• [CONSIGNE]
Veuillez relever toutes les personnes nommées dans l'extrait ci-dessous consacré à l'exposition Hodler.

• [EXTRAIT DE RÉFÉRENCE]
════════════════
Admiré pour ses paysages et ses toiles d'inspiration patriotique, Ferdinand Hodler est, bien plus que cela, un peintre suisse d'importance mondiale. C'est ce que souligne l'exposition exceptionnelle du Musée des Beaux-Arts de Berne.

Intitulée «Une vision symboliste», l’exposition bernoise est l’une des plus importantes jamais consacrées au peintre suisse né en 1853 et mort en 1918.

Par vision symboliste il faut comprendre l’idée centrale chère au peintre d’une unité harmonieuse entre l’homme et la nature. «Nous voulons élargir la compréhension traditionnelle qu’on a du peintre», confie Matthias Frehner, directeur du musée.

Car le créateur des fameuses toiles du «Bûcheron», de «Guillaume Tell» ou de «La bataille de Marignan» est souvent encore étiqueté comme le peintre d’un certain patriotisme helvétique. On se rappelle ainsi la propension de l’ancien conseiller fédéral (ministre) Christoph Blocher à se faire photographier devant l’une des versions du «Bûcheron» qu’il possédait dans son bureau.

Un Christoph Blocher que l’on retrouve d’ailleurs comme membre du haut patronage de l’exposition, puisque c’est de sa collection personnelle que proviennent plusieurs tableaux présentés.

Une situation qui n’a pas manqué de créér la polémique. Christoph Blocher avait en effet souhaité que la formulation de «conseiller fédéral non réélu» figure sur le carton d’invitation envoyé pour le vernissage de l’exposition.

Cette formulation a fortement déplu au maire socialiste de Berne Alexander Tschäppätt, qui a décidé par conséquent de boycotter le vernissage.
════════════════
• [DONNÉES]
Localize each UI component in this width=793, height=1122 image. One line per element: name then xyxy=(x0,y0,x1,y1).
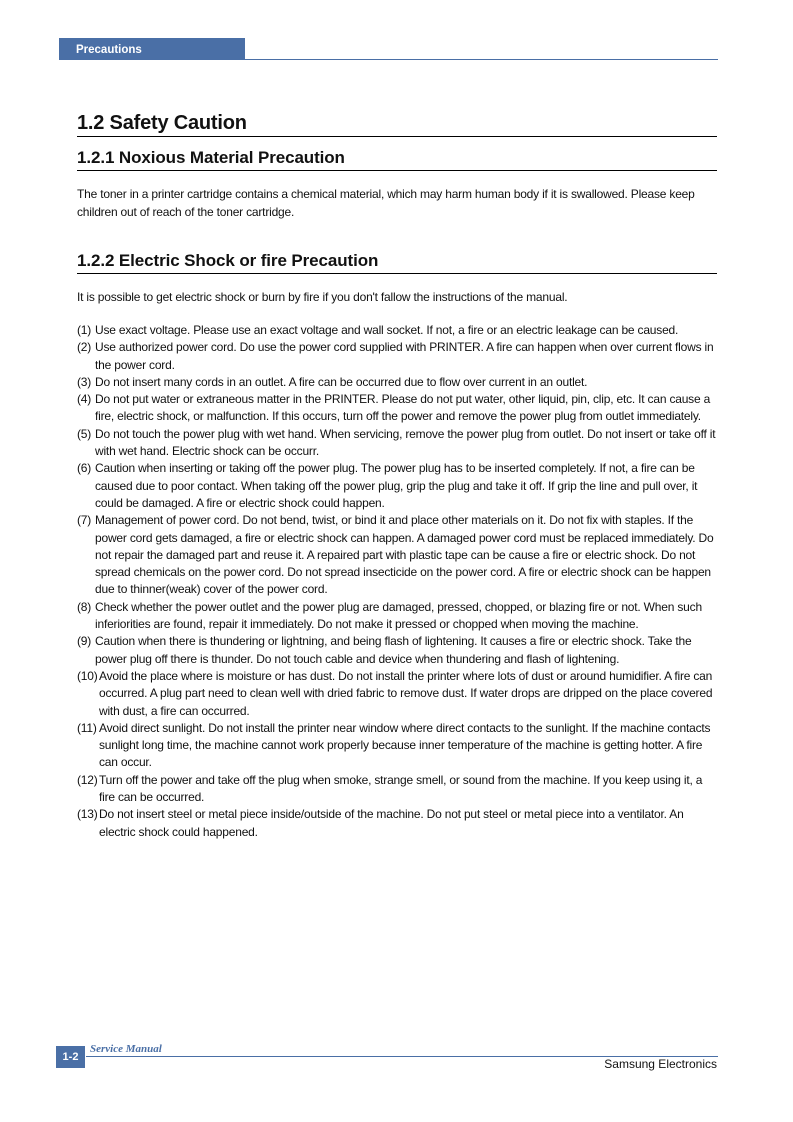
item-number: (1) xyxy=(77,323,92,337)
item-number: (12) xyxy=(77,772,98,787)
list-item xyxy=(77,322,717,339)
list-item xyxy=(77,633,717,668)
item-text: Turn off the power and take off the plug when smoke, strange smell, or sound from the machine. If you keep using it, a fire can be occurred. xyxy=(99,772,703,805)
item-number: (3) xyxy=(77,374,92,389)
item-number: (13) xyxy=(77,807,98,822)
item-text: Check whether the power outlet and the power plug are damaged, pressed, chopped, or blazing fire or not. When such inferiorities are found, repair it immediately. Do not make it pressed or chopped when moving the machine. xyxy=(95,599,702,632)
item-text: Avoid the place where is moisture or has dust. Do not install the printer where lots of dust or around humidifier. A fire can occurred. A plug part need to clean well with dried fabric to remove dust. If water drops are dripped on the place covered with dust, a fire can occurred. xyxy=(99,668,713,718)
company-name: Samsung Electronics xyxy=(604,1057,717,1071)
item-text: Management of power cord. Do not bend, twist, or bind it and place other materials on it. Do not fix with staples. If the power cord gets damaged, a fire or electric shock can happen. A damaged power cord must be replaced immediately. Do not repair the damaged part and reuse it. A repaired part with plastic tape can be cause a fire or electric shock. Do not spread chemicals on the power cord. Do not spread insecticide on the power cord. A fire or electric shock can be happen due to thinner(weak) cover of the power cord. xyxy=(95,513,714,597)
section-heading-electric: 1.2.2 Electric Shock or fire Precaution xyxy=(77,250,717,274)
item-number: (2) xyxy=(77,340,92,355)
precaution-list xyxy=(77,322,717,841)
page-number: 1-2 xyxy=(56,1046,85,1068)
item-number: (7) xyxy=(77,513,92,528)
item-number: (9) xyxy=(77,634,92,649)
section-heading-noxious: 1.2.1 Noxious Material Precaution xyxy=(77,147,717,171)
list-item xyxy=(77,772,717,807)
list-item xyxy=(77,512,717,598)
item-number: (6) xyxy=(77,461,92,476)
item-text: Caution when there is thundering or lightning, and being flash of lightening. It causes a fire or electric shock. Take the power plug off there is thunder. Do not touch cable and device when thundering and flash of lightening. xyxy=(95,634,692,666)
item-text: Do not insert steel or metal piece inside/outside of the machine. Do not put steel or metal piece into a ventilator. An electric shock could happened. xyxy=(99,807,684,839)
item-text: Do not touch the power plug with wet hand. When servicing, remove the power plug from outlet. Do not insert or take off it with wet hand. Electric shock can be occurr. xyxy=(95,426,716,459)
section-body-noxious: The toner in a printer cartridge contains a chemical material, which may harm human body if it is swallowed. Please keep children out of reach of the toner cartridge. xyxy=(77,187,695,219)
page-title: 1.2 Safety Caution xyxy=(77,111,717,137)
list-item xyxy=(77,668,717,720)
item-text: Caution when inserting or taking off the power plug. The power plug has to be inserted completely. If not, a fire can be caused due to poor contact. When taking off the power plug, grip the plug and take it off. If grip the line and pull over, it could be damaged. A fire or electric shock could happen. xyxy=(95,461,698,510)
item-text: Do not insert many cords in an outlet. A fire can be occurred due to flow over current in an outlet. xyxy=(95,374,588,389)
list-item xyxy=(77,374,717,391)
item-number: (10) xyxy=(77,668,98,683)
manual-title: Service Manual xyxy=(90,1043,162,1055)
list-item xyxy=(77,426,717,461)
item-number: (4) xyxy=(77,392,92,407)
item-number: (5) xyxy=(77,426,92,441)
header-rule xyxy=(59,59,718,60)
item-text: Avoid direct sunlight. Do not install the printer near window where direct contacts to the sunlight. If the machine contacts sunlight long time, the machine cannot work properly because inner temperature of the machine is getting hotter. A fire can occur. xyxy=(99,720,711,770)
item-number: (8) xyxy=(77,599,92,614)
item-text: Do not put water or extraneous matter in the PRINTER. Please do not put water, other liquid, pin, clip, etc. It can cause a fire, electric shock, or malfunction. If this occurs, turn off the power and remove the power plug from outlet immediately. xyxy=(95,392,711,424)
section-tab: Precautions xyxy=(59,38,245,60)
list-item xyxy=(77,339,717,374)
item-text: Use exact voltage. Please use an exact voltage and wall socket. If not, a fire or an electric leakage can be caused. xyxy=(95,323,679,337)
list-item xyxy=(77,599,717,634)
item-text: Use authorized power cord. Do use the power cord supplied with PRINTER. A fire can happen when over current flows in the power cord. xyxy=(95,340,714,372)
list-item xyxy=(77,806,717,841)
item-number: (11) xyxy=(77,720,97,735)
list-item xyxy=(77,391,717,426)
list-item xyxy=(77,460,717,512)
list-item xyxy=(77,720,717,772)
section-intro-electric: It is possible to get electric shock or burn by fire if you don't fallow the instructions of the manual. xyxy=(77,290,568,304)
════════════════
• [RÉSULTAT]
- Ferdinand Hodler
- Matthias Frehner
- Christoph Blocher
- Alexander Tschäppätt